[WORK TO COMPLETE]
Examine the entries and show every line in which the word "dell" is found.

[Start of PROVIDED DATA]

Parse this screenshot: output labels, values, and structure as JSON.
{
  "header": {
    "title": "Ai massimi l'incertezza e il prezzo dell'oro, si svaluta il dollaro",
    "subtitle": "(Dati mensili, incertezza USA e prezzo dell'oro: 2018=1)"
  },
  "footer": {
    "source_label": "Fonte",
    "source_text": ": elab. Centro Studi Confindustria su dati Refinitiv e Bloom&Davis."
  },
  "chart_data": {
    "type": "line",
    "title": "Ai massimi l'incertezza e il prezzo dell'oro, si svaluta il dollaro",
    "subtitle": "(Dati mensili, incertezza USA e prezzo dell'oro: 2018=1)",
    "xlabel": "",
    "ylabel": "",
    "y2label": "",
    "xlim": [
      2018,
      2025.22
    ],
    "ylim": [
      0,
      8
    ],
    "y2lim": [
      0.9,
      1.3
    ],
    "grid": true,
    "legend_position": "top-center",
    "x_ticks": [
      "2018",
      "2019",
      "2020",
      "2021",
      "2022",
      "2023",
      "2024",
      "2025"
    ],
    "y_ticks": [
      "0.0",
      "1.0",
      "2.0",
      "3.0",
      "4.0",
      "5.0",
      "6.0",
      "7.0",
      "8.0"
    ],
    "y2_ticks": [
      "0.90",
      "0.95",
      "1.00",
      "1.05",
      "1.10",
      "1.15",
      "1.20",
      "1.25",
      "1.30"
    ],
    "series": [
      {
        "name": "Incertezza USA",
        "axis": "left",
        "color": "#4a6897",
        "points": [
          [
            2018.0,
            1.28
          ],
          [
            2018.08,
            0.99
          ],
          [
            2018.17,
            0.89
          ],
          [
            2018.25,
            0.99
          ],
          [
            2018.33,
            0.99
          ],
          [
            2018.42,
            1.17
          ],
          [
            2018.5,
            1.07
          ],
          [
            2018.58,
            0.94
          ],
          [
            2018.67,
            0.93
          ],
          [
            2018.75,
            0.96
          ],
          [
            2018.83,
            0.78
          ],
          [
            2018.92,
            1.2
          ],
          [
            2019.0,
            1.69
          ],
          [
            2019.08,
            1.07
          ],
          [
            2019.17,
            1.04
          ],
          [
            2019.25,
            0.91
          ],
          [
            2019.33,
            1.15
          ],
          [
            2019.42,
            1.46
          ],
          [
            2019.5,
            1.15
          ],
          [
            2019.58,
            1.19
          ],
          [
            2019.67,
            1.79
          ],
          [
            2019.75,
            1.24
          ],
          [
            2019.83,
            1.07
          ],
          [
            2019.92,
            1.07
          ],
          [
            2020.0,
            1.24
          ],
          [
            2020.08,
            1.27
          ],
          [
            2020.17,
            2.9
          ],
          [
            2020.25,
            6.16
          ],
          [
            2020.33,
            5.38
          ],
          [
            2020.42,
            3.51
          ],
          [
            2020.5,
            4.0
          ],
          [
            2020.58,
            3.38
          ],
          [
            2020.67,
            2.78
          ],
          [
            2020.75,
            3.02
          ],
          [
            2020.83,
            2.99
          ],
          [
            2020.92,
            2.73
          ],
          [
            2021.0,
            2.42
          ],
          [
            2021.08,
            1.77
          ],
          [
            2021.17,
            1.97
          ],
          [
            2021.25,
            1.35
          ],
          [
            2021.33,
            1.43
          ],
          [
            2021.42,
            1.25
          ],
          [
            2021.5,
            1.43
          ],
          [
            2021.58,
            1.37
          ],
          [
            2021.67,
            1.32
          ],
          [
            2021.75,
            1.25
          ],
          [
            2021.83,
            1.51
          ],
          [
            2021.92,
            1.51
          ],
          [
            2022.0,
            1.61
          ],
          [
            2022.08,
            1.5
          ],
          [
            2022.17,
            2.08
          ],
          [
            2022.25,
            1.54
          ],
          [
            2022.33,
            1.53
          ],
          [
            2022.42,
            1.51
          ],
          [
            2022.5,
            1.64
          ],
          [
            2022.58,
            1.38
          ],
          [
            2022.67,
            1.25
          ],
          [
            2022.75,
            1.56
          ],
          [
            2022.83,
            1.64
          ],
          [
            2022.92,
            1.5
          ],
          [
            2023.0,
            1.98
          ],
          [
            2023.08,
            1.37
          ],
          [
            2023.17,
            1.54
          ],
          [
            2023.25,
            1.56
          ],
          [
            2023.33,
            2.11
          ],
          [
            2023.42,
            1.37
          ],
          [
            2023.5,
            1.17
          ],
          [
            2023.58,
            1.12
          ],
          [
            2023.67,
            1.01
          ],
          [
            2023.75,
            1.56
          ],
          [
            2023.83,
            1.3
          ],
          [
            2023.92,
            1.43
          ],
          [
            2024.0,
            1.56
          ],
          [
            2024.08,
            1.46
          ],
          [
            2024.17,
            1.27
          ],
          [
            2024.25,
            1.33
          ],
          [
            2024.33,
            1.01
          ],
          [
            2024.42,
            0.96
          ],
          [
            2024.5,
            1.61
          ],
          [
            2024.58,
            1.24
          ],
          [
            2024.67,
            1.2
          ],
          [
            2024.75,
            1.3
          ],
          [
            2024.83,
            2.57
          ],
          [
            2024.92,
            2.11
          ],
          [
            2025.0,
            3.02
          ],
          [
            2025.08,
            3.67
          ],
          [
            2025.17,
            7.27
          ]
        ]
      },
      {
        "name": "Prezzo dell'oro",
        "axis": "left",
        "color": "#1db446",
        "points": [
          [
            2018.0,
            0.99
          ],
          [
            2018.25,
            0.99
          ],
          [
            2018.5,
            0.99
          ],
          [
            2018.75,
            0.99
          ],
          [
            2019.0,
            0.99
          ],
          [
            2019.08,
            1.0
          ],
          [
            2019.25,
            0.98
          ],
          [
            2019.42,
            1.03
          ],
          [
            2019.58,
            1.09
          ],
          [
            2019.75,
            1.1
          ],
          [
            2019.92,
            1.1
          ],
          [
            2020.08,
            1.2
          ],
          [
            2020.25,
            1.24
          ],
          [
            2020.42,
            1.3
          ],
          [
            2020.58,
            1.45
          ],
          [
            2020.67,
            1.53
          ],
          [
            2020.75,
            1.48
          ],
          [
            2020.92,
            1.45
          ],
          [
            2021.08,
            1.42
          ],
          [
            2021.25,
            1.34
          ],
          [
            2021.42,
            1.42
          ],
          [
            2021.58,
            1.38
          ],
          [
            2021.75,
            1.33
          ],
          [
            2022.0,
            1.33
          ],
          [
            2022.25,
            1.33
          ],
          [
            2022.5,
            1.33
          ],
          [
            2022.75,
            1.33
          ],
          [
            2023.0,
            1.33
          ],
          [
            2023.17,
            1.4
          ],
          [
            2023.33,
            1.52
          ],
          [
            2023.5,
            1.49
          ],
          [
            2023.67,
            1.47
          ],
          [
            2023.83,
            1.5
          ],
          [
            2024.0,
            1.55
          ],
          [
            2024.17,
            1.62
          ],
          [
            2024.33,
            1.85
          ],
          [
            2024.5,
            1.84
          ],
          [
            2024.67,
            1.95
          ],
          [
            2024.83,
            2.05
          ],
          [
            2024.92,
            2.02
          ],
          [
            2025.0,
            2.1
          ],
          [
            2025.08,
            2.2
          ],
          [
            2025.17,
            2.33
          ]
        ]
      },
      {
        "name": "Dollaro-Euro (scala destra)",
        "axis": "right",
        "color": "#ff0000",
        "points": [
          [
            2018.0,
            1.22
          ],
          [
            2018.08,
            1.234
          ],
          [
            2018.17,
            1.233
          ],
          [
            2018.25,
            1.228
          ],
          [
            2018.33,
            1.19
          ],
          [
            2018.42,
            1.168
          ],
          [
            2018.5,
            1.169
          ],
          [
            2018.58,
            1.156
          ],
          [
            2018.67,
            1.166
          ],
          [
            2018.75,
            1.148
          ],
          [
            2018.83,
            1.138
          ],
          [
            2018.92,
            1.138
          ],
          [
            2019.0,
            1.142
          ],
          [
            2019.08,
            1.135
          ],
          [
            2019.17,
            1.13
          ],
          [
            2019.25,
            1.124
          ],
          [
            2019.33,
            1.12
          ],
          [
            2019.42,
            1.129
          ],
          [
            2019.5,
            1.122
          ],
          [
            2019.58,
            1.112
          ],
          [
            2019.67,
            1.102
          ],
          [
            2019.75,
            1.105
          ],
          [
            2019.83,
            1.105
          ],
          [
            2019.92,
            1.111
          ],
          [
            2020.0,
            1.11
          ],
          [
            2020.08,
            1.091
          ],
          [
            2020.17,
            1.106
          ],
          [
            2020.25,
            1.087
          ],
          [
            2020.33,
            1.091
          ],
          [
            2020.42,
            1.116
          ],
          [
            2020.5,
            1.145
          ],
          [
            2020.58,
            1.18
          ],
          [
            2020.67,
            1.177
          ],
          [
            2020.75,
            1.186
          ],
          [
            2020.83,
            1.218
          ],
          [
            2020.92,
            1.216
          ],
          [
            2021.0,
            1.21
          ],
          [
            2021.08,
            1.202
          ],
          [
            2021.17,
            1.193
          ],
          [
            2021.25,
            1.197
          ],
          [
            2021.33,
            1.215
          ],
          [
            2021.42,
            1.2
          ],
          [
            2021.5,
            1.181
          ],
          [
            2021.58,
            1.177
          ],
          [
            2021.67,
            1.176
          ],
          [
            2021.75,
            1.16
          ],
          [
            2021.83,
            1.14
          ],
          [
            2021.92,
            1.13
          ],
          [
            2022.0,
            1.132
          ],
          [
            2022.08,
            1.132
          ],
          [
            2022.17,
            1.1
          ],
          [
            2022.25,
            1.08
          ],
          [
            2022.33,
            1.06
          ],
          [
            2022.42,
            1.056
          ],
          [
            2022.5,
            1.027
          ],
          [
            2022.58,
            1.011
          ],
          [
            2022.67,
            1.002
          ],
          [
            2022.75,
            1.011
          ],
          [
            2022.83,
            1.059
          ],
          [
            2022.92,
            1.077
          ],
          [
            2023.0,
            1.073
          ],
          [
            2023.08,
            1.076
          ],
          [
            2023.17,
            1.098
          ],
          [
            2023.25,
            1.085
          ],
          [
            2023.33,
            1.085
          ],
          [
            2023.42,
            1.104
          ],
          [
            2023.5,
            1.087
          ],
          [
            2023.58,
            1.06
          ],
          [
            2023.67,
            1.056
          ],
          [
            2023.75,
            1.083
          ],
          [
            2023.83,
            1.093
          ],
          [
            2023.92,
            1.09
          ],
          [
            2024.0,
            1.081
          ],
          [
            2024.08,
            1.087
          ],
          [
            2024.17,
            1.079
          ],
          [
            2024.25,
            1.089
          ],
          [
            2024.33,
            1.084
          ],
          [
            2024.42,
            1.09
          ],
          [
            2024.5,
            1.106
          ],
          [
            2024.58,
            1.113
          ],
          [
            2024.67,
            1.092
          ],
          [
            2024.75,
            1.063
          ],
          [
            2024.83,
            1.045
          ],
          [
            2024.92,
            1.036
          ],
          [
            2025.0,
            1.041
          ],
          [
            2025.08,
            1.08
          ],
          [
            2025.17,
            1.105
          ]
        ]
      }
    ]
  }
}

[End of PROVIDED DATA]

[SOLVED PROBLEM]
    "title": "Ai massimi l'incertezza e il prezzo dell'oro, si svaluta il dollaro",
    "subtitle": "(Dati mensili, incertezza USA e prezzo dell'oro: 2018=1)"
    "title": "Ai massimi l'incertezza e il prezzo dell'oro, si svaluta il dollaro",
    "subtitle": "(Dati mensili, incertezza USA e prezzo dell'oro: 2018=1)",
        "name": "Prezzo dell'oro",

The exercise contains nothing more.